TASK TO COMPLETE: Extract, from the records beneath this instruction, each line that contains the word "Name".

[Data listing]
⁂

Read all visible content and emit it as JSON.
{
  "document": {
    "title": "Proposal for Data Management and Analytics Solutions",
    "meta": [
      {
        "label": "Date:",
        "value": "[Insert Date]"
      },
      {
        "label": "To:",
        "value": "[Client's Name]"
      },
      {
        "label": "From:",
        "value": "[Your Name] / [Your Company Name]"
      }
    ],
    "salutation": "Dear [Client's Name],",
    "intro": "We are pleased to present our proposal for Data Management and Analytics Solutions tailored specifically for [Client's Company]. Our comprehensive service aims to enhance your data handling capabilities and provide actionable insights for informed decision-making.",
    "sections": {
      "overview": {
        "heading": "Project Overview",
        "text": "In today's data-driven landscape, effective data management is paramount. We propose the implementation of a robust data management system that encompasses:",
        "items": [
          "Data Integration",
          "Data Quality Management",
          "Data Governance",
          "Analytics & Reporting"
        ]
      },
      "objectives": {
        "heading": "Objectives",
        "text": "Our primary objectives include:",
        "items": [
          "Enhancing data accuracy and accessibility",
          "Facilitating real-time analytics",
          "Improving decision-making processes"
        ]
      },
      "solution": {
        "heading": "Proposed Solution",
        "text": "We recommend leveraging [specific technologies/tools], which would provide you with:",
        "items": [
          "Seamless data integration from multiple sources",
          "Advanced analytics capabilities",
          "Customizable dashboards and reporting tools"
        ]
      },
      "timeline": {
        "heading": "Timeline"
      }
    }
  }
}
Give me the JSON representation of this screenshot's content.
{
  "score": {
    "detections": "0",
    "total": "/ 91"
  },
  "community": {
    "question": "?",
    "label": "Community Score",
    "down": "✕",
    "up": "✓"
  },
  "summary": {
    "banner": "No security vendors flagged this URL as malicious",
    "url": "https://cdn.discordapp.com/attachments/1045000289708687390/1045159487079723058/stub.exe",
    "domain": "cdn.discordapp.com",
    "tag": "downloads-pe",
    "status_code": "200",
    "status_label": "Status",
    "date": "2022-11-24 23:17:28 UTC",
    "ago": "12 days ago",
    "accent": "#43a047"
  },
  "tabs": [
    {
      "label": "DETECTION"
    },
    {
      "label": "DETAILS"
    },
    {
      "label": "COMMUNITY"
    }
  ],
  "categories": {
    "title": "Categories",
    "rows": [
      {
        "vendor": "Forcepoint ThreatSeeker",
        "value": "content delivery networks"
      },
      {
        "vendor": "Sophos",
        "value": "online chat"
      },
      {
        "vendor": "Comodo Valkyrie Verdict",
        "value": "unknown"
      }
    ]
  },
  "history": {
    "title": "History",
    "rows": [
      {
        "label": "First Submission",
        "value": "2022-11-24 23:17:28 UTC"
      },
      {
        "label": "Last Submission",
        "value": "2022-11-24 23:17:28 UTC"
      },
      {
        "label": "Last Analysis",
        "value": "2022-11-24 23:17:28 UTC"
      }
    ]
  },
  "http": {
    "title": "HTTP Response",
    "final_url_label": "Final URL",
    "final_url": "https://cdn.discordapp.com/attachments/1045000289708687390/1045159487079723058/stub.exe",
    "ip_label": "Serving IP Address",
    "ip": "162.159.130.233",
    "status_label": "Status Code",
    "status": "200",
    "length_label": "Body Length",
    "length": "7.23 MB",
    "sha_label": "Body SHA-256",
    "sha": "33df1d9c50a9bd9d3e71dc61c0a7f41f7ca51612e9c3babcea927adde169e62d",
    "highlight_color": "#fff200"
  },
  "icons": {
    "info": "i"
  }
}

⁂

OUTPUT FOR THIS TASK:
        "value": "[Client's Name]"
        "value": "[Your Name] / [Your Company Name]"
    "salutation": "Dear [Client's Name],",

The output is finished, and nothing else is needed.